■ **TO DO**
Rename "Circle shape" to "Round marker" in every one of the lines below, keeping everything else identical. Leave the pictures out.

■ **LISTED RECORDS**
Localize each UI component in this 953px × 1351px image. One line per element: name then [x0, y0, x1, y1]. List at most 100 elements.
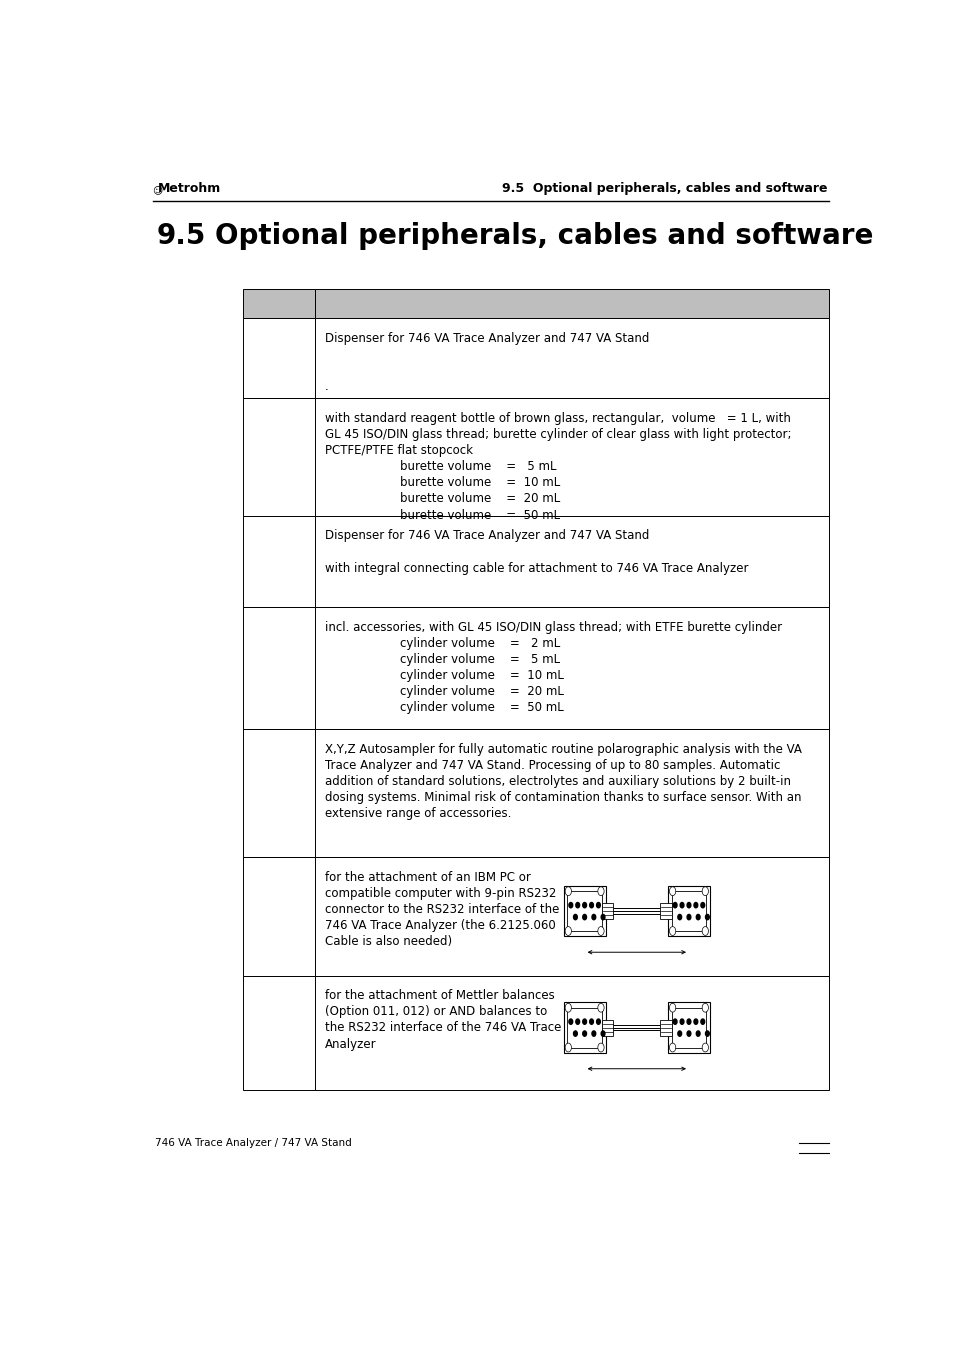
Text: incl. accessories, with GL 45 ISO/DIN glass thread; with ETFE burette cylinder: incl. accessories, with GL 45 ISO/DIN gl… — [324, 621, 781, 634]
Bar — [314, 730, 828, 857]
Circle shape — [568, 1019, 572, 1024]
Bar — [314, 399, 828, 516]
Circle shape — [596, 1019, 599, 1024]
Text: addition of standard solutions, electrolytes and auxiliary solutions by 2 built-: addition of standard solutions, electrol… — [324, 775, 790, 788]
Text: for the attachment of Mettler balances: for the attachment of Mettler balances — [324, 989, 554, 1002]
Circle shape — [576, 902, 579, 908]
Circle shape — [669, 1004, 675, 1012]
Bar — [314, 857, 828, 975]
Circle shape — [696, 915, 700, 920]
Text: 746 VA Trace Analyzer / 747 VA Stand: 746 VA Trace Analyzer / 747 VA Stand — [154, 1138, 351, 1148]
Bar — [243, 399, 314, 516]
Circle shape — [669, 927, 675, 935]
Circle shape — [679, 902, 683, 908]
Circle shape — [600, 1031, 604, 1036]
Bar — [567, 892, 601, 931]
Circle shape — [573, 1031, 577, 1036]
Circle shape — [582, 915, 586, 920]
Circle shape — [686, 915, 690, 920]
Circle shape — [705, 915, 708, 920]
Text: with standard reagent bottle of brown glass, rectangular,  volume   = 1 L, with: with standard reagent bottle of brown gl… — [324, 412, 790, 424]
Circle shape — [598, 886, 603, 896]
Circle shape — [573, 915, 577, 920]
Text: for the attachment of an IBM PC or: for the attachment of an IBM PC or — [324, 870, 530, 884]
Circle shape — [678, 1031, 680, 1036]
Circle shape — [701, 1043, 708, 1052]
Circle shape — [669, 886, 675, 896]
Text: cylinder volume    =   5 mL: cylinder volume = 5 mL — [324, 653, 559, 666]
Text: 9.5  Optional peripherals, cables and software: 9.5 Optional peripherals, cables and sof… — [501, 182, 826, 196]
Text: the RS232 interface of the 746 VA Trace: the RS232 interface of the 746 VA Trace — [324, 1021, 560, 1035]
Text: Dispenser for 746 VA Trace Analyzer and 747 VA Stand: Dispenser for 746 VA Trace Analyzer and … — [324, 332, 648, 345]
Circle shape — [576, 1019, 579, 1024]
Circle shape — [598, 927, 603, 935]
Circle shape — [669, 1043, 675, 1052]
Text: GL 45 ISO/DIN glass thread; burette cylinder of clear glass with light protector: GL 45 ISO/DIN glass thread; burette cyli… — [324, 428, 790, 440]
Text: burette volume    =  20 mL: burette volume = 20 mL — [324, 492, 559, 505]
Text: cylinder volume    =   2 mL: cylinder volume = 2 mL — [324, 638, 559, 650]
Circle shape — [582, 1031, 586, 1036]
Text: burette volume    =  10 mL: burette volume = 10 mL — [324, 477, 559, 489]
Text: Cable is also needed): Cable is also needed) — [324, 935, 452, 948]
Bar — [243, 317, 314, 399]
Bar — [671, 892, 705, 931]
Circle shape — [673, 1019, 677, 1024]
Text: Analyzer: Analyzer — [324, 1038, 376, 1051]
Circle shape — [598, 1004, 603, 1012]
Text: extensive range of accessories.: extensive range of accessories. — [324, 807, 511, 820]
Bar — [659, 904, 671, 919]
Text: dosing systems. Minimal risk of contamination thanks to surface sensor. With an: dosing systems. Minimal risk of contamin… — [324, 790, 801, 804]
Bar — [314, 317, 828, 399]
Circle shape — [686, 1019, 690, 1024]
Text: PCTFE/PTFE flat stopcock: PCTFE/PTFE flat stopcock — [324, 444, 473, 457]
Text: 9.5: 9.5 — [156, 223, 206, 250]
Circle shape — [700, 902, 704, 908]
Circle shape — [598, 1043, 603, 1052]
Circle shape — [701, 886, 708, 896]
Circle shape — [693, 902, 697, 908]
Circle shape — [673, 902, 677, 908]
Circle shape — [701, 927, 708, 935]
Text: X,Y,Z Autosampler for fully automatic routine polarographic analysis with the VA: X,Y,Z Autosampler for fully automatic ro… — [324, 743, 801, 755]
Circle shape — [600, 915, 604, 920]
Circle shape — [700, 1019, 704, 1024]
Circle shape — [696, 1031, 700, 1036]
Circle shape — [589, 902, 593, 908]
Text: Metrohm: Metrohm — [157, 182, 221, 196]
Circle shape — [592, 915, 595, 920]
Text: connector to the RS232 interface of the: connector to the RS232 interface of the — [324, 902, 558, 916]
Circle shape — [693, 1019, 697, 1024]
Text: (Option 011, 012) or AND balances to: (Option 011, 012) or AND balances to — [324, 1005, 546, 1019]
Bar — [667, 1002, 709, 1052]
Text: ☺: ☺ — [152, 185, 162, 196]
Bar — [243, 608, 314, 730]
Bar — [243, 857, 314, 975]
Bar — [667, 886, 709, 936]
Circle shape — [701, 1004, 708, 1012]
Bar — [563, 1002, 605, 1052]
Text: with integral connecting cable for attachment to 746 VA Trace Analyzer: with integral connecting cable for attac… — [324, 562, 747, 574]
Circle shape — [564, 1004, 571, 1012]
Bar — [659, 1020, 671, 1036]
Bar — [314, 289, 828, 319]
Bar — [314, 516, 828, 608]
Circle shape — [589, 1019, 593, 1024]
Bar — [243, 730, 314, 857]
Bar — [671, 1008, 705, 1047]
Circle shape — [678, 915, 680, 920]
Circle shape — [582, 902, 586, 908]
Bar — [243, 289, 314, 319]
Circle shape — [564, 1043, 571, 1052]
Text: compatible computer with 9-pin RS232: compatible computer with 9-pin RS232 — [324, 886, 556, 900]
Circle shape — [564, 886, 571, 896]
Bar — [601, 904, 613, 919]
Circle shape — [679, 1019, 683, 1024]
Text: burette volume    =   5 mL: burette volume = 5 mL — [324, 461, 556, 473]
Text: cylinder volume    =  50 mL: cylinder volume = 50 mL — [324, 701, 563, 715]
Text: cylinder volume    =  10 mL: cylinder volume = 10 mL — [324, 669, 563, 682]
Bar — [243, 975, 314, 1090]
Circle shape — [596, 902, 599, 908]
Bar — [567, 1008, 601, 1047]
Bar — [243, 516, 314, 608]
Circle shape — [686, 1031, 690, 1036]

■ **TASK RESPONSE**
Localize each UI component in this 953px × 1351px image. One line per element: name then [x0, y0, x1, y1]. List at most 100 elements.
Text: incl. accessories, with GL 45 ISO/DIN glass thread; with ETFE burette cylinder: incl. accessories, with GL 45 ISO/DIN gl… — [324, 621, 781, 634]
Bar — [314, 730, 828, 857]
Round marker — [568, 1019, 572, 1024]
Bar — [314, 399, 828, 516]
Round marker — [596, 1019, 599, 1024]
Text: addition of standard solutions, electrolytes and auxiliary solutions by 2 built-: addition of standard solutions, electrol… — [324, 775, 790, 788]
Text: for the attachment of Mettler balances: for the attachment of Mettler balances — [324, 989, 554, 1002]
Round marker — [576, 902, 579, 908]
Round marker — [669, 1004, 675, 1012]
Bar — [314, 857, 828, 975]
Round marker — [696, 915, 700, 920]
Text: 746 VA Trace Analyzer / 747 VA Stand: 746 VA Trace Analyzer / 747 VA Stand — [154, 1138, 351, 1148]
Bar — [243, 399, 314, 516]
Round marker — [669, 927, 675, 935]
Round marker — [679, 902, 683, 908]
Round marker — [600, 1031, 604, 1036]
Bar — [567, 892, 601, 931]
Round marker — [573, 1031, 577, 1036]
Round marker — [582, 915, 586, 920]
Round marker — [686, 915, 690, 920]
Round marker — [705, 915, 708, 920]
Text: with standard reagent bottle of brown glass, rectangular,  volume   = 1 L, with: with standard reagent bottle of brown gl… — [324, 412, 790, 424]
Round marker — [598, 886, 603, 896]
Round marker — [573, 915, 577, 920]
Text: for the attachment of an IBM PC or: for the attachment of an IBM PC or — [324, 870, 530, 884]
Round marker — [678, 1031, 680, 1036]
Round marker — [701, 1043, 708, 1052]
Round marker — [669, 886, 675, 896]
Text: cylinder volume    =   5 mL: cylinder volume = 5 mL — [324, 653, 559, 666]
Text: 9.5  Optional peripherals, cables and software: 9.5 Optional peripherals, cables and sof… — [501, 182, 826, 196]
Text: the RS232 interface of the 746 VA Trace: the RS232 interface of the 746 VA Trace — [324, 1021, 560, 1035]
Text: Dispenser for 746 VA Trace Analyzer and 747 VA Stand: Dispenser for 746 VA Trace Analyzer and … — [324, 332, 648, 345]
Round marker — [576, 1019, 579, 1024]
Round marker — [598, 927, 603, 935]
Round marker — [669, 1043, 675, 1052]
Text: GL 45 ISO/DIN glass thread; burette cylinder of clear glass with light protector: GL 45 ISO/DIN glass thread; burette cyli… — [324, 428, 790, 440]
Text: burette volume    =  20 mL: burette volume = 20 mL — [324, 492, 559, 505]
Text: cylinder volume    =   2 mL: cylinder volume = 2 mL — [324, 638, 559, 650]
Round marker — [582, 1031, 586, 1036]
Text: burette volume    =  10 mL: burette volume = 10 mL — [324, 477, 559, 489]
Text: Cable is also needed): Cable is also needed) — [324, 935, 452, 948]
Bar — [243, 317, 314, 399]
Bar — [671, 892, 705, 931]
Round marker — [673, 1019, 677, 1024]
Text: Analyzer: Analyzer — [324, 1038, 376, 1051]
Round marker — [598, 1004, 603, 1012]
Text: extensive range of accessories.: extensive range of accessories. — [324, 807, 511, 820]
Bar — [659, 904, 671, 919]
Text: dosing systems. Minimal risk of contamination thanks to surface sensor. With an: dosing systems. Minimal risk of contamin… — [324, 790, 801, 804]
Bar — [314, 317, 828, 399]
Round marker — [686, 1019, 690, 1024]
Text: PCTFE/PTFE flat stopcock: PCTFE/PTFE flat stopcock — [324, 444, 473, 457]
Text: 9.5: 9.5 — [156, 223, 206, 250]
Round marker — [700, 902, 704, 908]
Round marker — [598, 1043, 603, 1052]
Round marker — [701, 886, 708, 896]
Round marker — [693, 902, 697, 908]
Round marker — [673, 902, 677, 908]
Round marker — [701, 927, 708, 935]
Text: X,Y,Z Autosampler for fully automatic routine polarographic analysis with the VA: X,Y,Z Autosampler for fully automatic ro… — [324, 743, 801, 755]
Round marker — [600, 915, 604, 920]
Round marker — [700, 1019, 704, 1024]
Round marker — [696, 1031, 700, 1036]
Round marker — [589, 902, 593, 908]
Text: Metrohm: Metrohm — [157, 182, 221, 196]
Round marker — [592, 915, 595, 920]
Text: connector to the RS232 interface of the: connector to the RS232 interface of the — [324, 902, 558, 916]
Round marker — [693, 1019, 697, 1024]
Text: (Option 011, 012) or AND balances to: (Option 011, 012) or AND balances to — [324, 1005, 546, 1019]
Bar — [667, 1002, 709, 1052]
Text: ☺: ☺ — [152, 185, 162, 196]
Bar — [243, 608, 314, 730]
Bar — [243, 857, 314, 975]
Bar — [667, 886, 709, 936]
Round marker — [701, 1004, 708, 1012]
Bar — [563, 1002, 605, 1052]
Text: with integral connecting cable for attachment to 746 VA Trace Analyzer: with integral connecting cable for attac… — [324, 562, 747, 574]
Round marker — [564, 1004, 571, 1012]
Bar — [659, 1020, 671, 1036]
Bar — [314, 289, 828, 319]
Bar — [314, 516, 828, 608]
Round marker — [589, 1019, 593, 1024]
Bar — [243, 730, 314, 857]
Bar — [671, 1008, 705, 1047]
Round marker — [678, 915, 680, 920]
Round marker — [582, 902, 586, 908]
Bar — [243, 289, 314, 319]
Round marker — [564, 1043, 571, 1052]
Text: compatible computer with 9-pin RS232: compatible computer with 9-pin RS232 — [324, 886, 556, 900]
Round marker — [564, 886, 571, 896]
Bar — [601, 904, 613, 919]
Round marker — [679, 1019, 683, 1024]
Text: burette volume    =   5 mL: burette volume = 5 mL — [324, 461, 556, 473]
Text: cylinder volume    =  50 mL: cylinder volume = 50 mL — [324, 701, 563, 715]
Text: cylinder volume    =  10 mL: cylinder volume = 10 mL — [324, 669, 563, 682]
Bar — [243, 975, 314, 1090]
Round marker — [596, 902, 599, 908]
Bar — [567, 1008, 601, 1047]
Bar — [243, 516, 314, 608]
Round marker — [686, 1031, 690, 1036]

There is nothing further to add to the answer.